> EXERCISE AIM: Your task is to transcribe all of the data below exactly, omitting the images.

___ GIVEN ENTRIES

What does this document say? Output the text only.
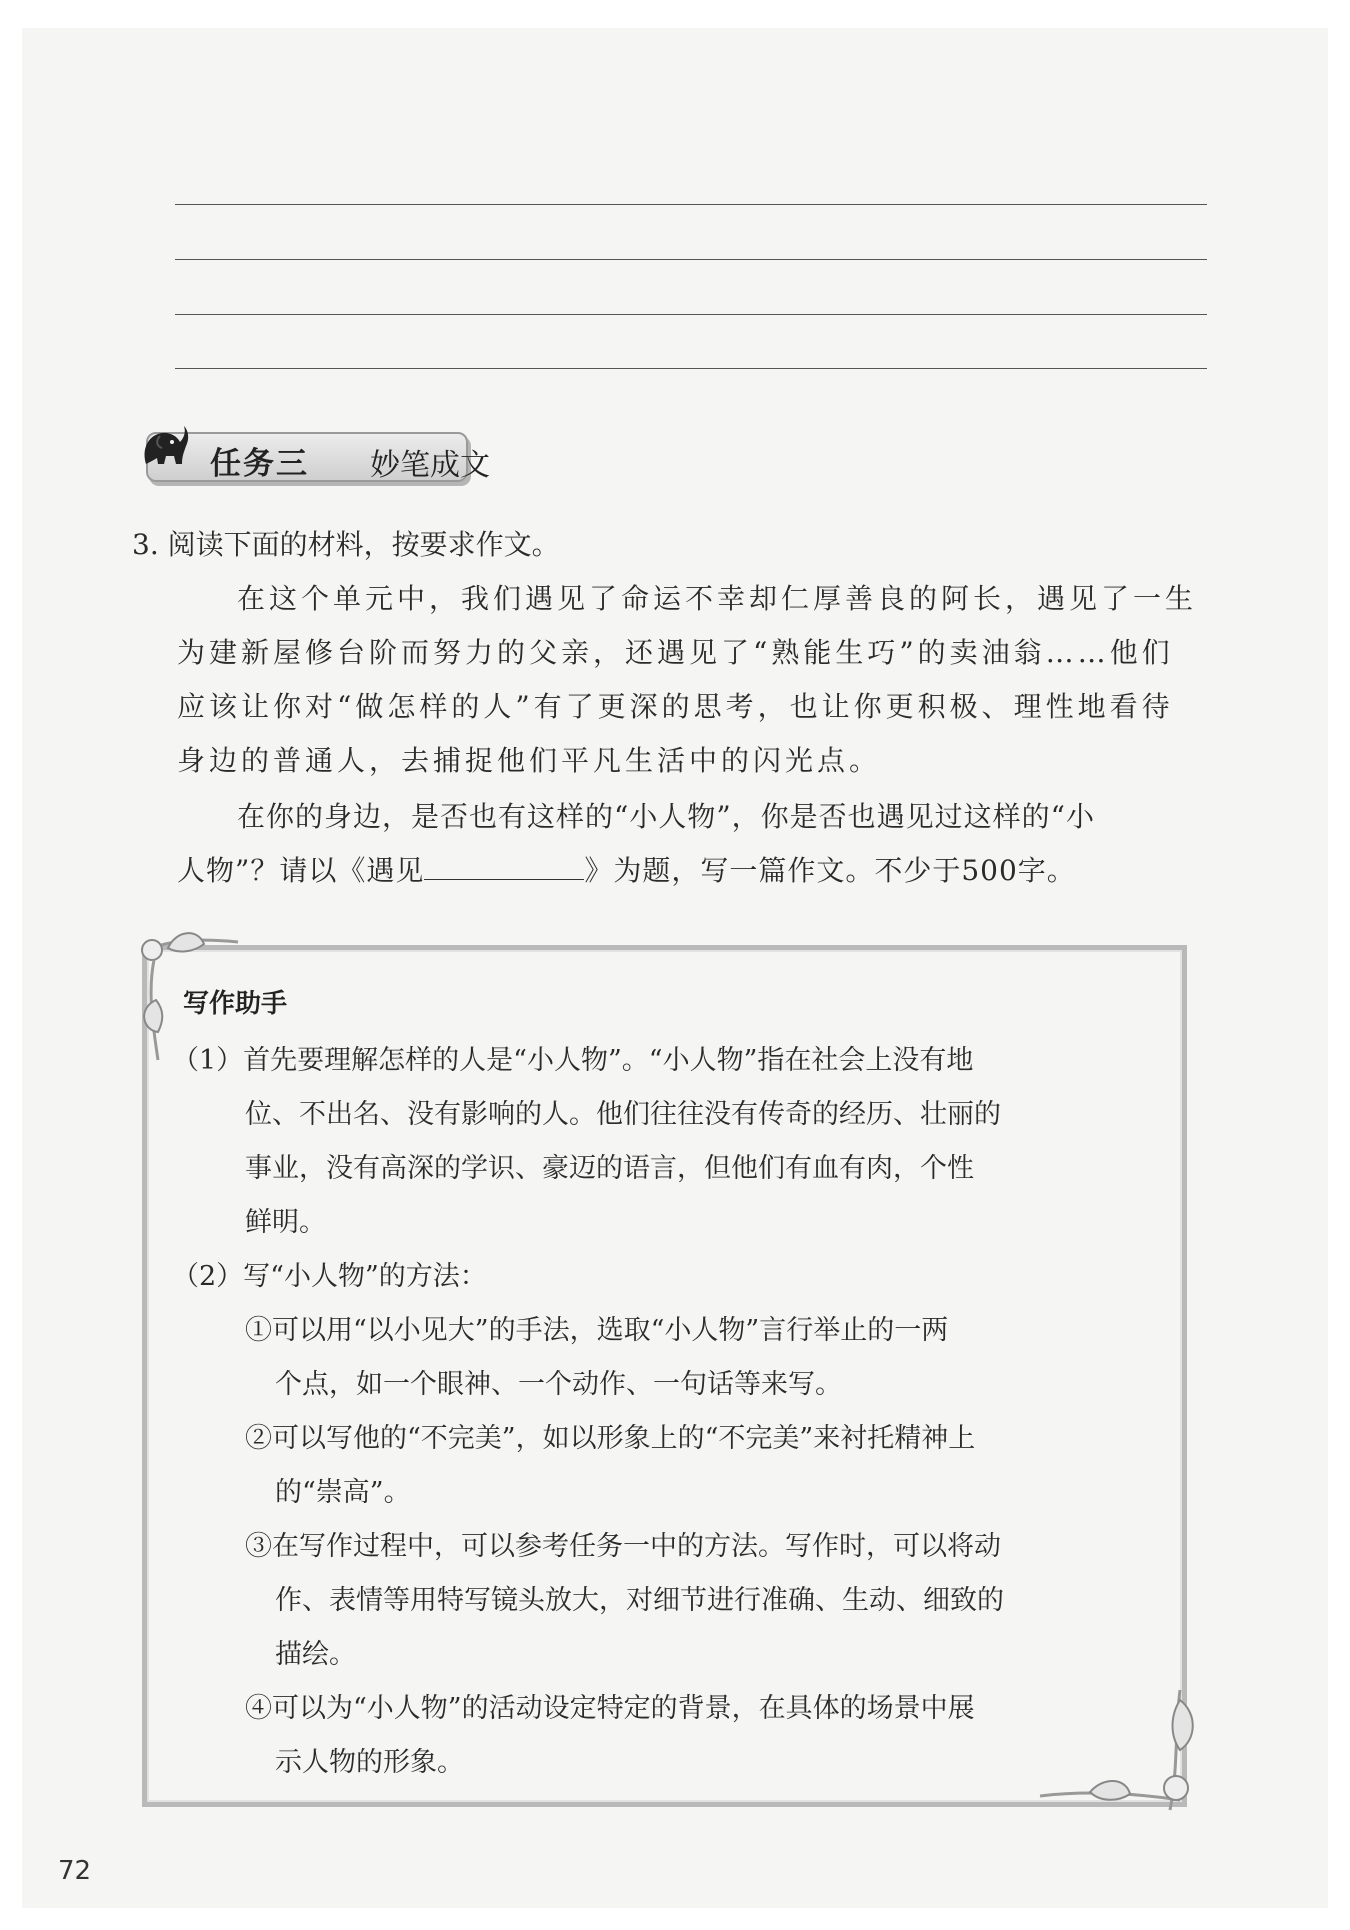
任务三	妙笔成文

3. 阅读下面的材料，按要求作文。

在这个单元中，我们遇见了命运不幸却仁厚善良的阿长，遇见了一生

为建新屋修台阶而努力的父亲，还遇见了“熟能生巧”的卖油翁……他们

应该让你对“做怎样的人”有了更深的思考，也让你更积极、理性地看待

身边的普通人，去捕捉他们平凡生活中的闪光点。

在你的身边，是否也有这样的“小人物”，你是否也遇见过这样的“小

人物”？请以《遇见	》为题，写一篇作文。不少于500字。

写作助手

（1）首先要理解怎样的人是“小人物”。“小人物”指在社会上没有地

位、不出名、没有影响的人。他们往往没有传奇的经历、壮丽的

事业，没有高深的学识、豪迈的语言，但他们有血有肉，个性

鲜明。

（2）写“小人物”的方法：

①可以用“以小见大”的手法，选取“小人物”言行举止的一两

个点，如一个眼神、一个动作、一句话等来写。

②可以写他的“不完美”，如以形象上的“不完美”来衬托精神上

的“崇高”。

③在写作过程中，可以参考任务一中的方法。写作时，可以将动

作、表情等用特写镜头放大，对细节进行准确、生动、细致的

描绘。

④可以为“小人物”的活动设定特定的背景，在具体的场景中展

示人物的形象。

72
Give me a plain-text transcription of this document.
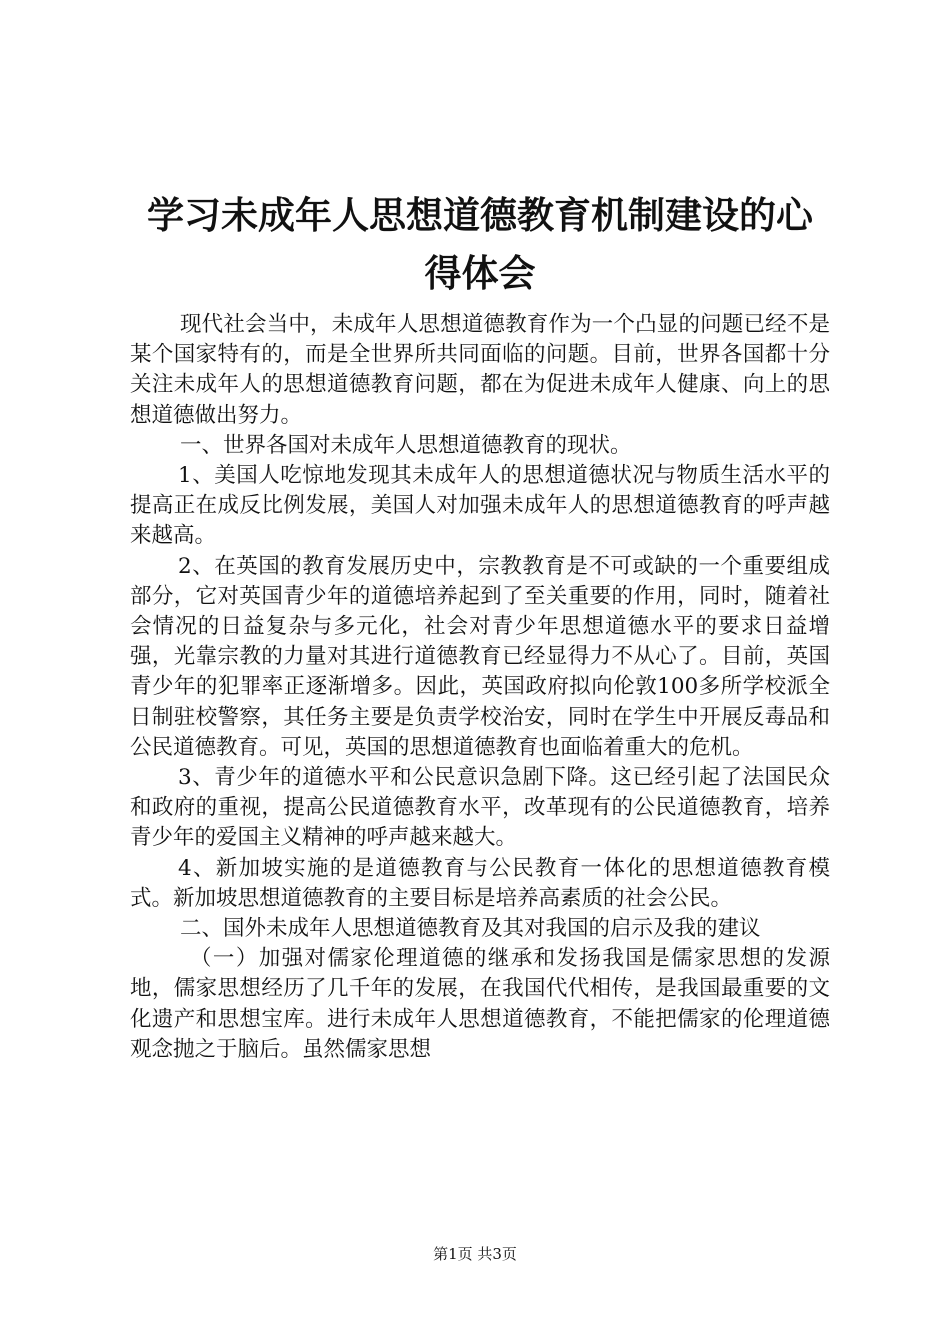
学习未成年人思想道德教育机制建设的心得体会

现代社会当中，未成年人思想道德教育作为一个凸显的问题已经不是某个国家特有的，而是全世界所共同面临的问题。目前，世界各国都十分关注未成年人的思想道德教育问题，都在为促进未成年人健康、向上的思想道德做出努力。

一、世界各国对未成年人思想道德教育的现状。

1、美国人吃惊地发现其未成年人的思想道德状况与物质生活水平的提高正在成反比例发展，美国人对加强未成年人的思想道德教育的呼声越来越高。

2、在英国的教育发展历史中，宗教教育是不可或缺的一个重要组成部分，它对英国青少年的道德培养起到了至关重要的作用，同时，随着社会情况的日益复杂与多元化，社会对青少年思想道德水平的要求日益增强，光靠宗教的力量对其进行道德教育已经显得力不从心了。目前，英国青少年的犯罪率正逐渐增多。因此，英国政府拟向伦敦100多所学校派全日制驻校警察，其任务主要是负责学校治安，同时在学生中开展反毒品和公民道德教育。可见，英国的思想道德教育也面临着重大的危机。

3、青少年的道德水平和公民意识急剧下降。这已经引起了法国民众和政府的重视，提高公民道德教育水平，改革现有的公民道德教育，培养青少年的爱国主义精神的呼声越来越大。

4、新加坡实施的是道德教育与公民教育一体化的思想道德教育模式。新加坡思想道德教育的主要目标是培养高素质的社会公民。

二、国外未成年人思想道德教育及其对我国的启示及我的建议

（一）加强对儒家伦理道德的继承和发扬我国是儒家思想的发源地，儒家思想经历了几千年的发展，在我国代代相传，是我国最重要的文化遗产和思想宝库。进行未成年人思想道德教育，不能把儒家的伦理道德观念抛之于脑后。虽然儒家思想

第1页 共3页
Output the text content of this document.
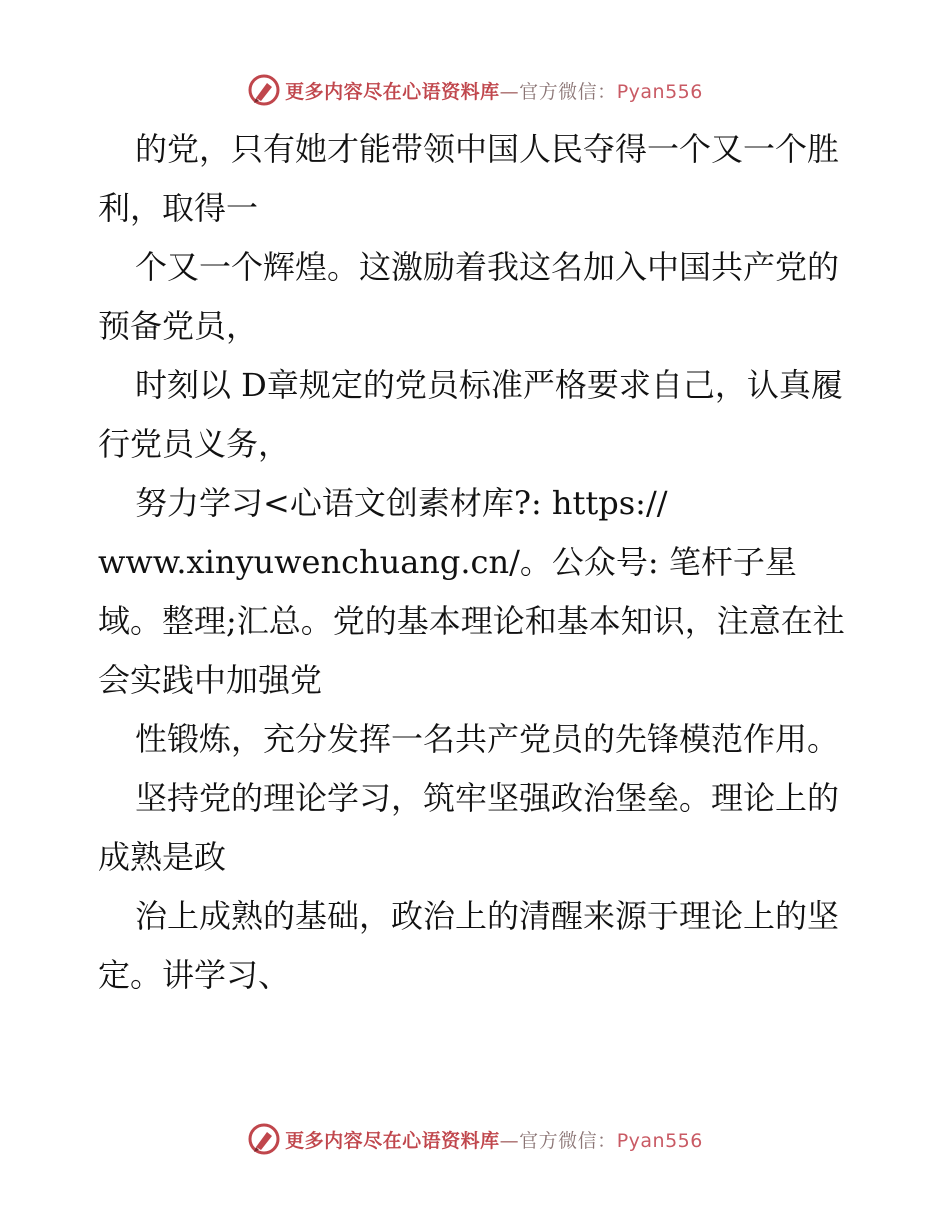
更多内容尽在心语资料库—官方微信：Pyan556

的党，只有她才能带领中国人民夺得一个又一个胜利，取得一

个又一个辉煌。这激励着我这名加入中国共产党的预备党员，

时刻以 D章规定的党员标准严格要求自己，认真履行党员义务，

努力学习<心语文创素材库?: https:// www.xinyuwenchuang.cn/。公众号: 笔杆子星域。整理;汇总。党的基本理论和基本知识，注意在社会实践中加强党

性锻炼，充分发挥一名共产党员的先锋模范作用。

坚持党的理论学习，筑牢坚强政治堡垒。理论上的成熟是政

治上成熟的基础，政治上的清醒来源于理论上的坚定。讲学习、

更多内容尽在心语资料库—官方微信：Pyan556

______

> WRITTEN RESPONSE:
What does this document say? Output the text only.
任务三	妙笔成文

3. 阅读下面的材料，按要求作文。

在这个单元中，我们遇见了命运不幸却仁厚善良的阿长，遇见了一生

为建新屋修台阶而努力的父亲，还遇见了“熟能生巧”的卖油翁……他们

应该让你对“做怎样的人”有了更深的思考，也让你更积极、理性地看待

身边的普通人，去捕捉他们平凡生活中的闪光点。

在你的身边，是否也有这样的“小人物”，你是否也遇见过这样的“小

人物”？请以《遇见	》为题，写一篇作文。不少于500字。

写作助手

（1）首先要理解怎样的人是“小人物”。“小人物”指在社会上没有地

位、不出名、没有影响的人。他们往往没有传奇的经历、壮丽的

事业，没有高深的学识、豪迈的语言，但他们有血有肉，个性

鲜明。

（2）写“小人物”的方法：

①可以用“以小见大”的手法，选取“小人物”言行举止的一两

个点，如一个眼神、一个动作、一句话等来写。

②可以写他的“不完美”，如以形象上的“不完美”来衬托精神上

的“崇高”。

③在写作过程中，可以参考任务一中的方法。写作时，可以将动

作、表情等用特写镜头放大，对细节进行准确、生动、细致的

描绘。

④可以为“小人物”的活动设定特定的背景，在具体的场景中展

示人物的形象。

72
Give me a plain-text transcription of this document.
学习未成年人思想道德教育机制建设的心得体会

现代社会当中，未成年人思想道德教育作为一个凸显的问题已经不是某个国家特有的，而是全世界所共同面临的问题。目前，世界各国都十分关注未成年人的思想道德教育问题，都在为促进未成年人健康、向上的思想道德做出努力。

一、世界各国对未成年人思想道德教育的现状。

1、美国人吃惊地发现其未成年人的思想道德状况与物质生活水平的提高正在成反比例发展，美国人对加强未成年人的思想道德教育的呼声越来越高。

2、在英国的教育发展历史中，宗教教育是不可或缺的一个重要组成部分，它对英国青少年的道德培养起到了至关重要的作用，同时，随着社会情况的日益复杂与多元化，社会对青少年思想道德水平的要求日益增强，光靠宗教的力量对其进行道德教育已经显得力不从心了。目前，英国青少年的犯罪率正逐渐增多。因此，英国政府拟向伦敦100多所学校派全日制驻校警察，其任务主要是负责学校治安，同时在学生中开展反毒品和公民道德教育。可见，英国的思想道德教育也面临着重大的危机。

3、青少年的道德水平和公民意识急剧下降。这已经引起了法国民众和政府的重视，提高公民道德教育水平，改革现有的公民道德教育，培养青少年的爱国主义精神的呼声越来越大。

4、新加坡实施的是道德教育与公民教育一体化的思想道德教育模式。新加坡思想道德教育的主要目标是培养高素质的社会公民。

二、国外未成年人思想道德教育及其对我国的启示及我的建议

（一）加强对儒家伦理道德的继承和发扬我国是儒家思想的发源地，儒家思想经历了几千年的发展，在我国代代相传，是我国最重要的文化遗产和思想宝库。进行未成年人思想道德教育，不能把儒家的伦理道德观念抛之于脑后。虽然儒家思想

第1页 共3页
Output the text content of this document.
更多内容尽在心语资料库—官方微信：Pyan556

的党，只有她才能带领中国人民夺得一个又一个胜利，取得一

个又一个辉煌。这激励着我这名加入中国共产党的预备党员，

时刻以 D章规定的党员标准严格要求自己，认真履行党员义务，

努力学习<心语文创素材库?: https:// www.xinyuwenchuang.cn/。公众号: 笔杆子星域。整理;汇总。党的基本理论和基本知识，注意在社会实践中加强党

性锻炼，充分发挥一名共产党员的先锋模范作用。

坚持党的理论学习，筑牢坚强政治堡垒。理论上的成熟是政

治上成熟的基础，政治上的清醒来源于理论上的坚定。讲学习、

更多内容尽在心语资料库—官方微信：Pyan556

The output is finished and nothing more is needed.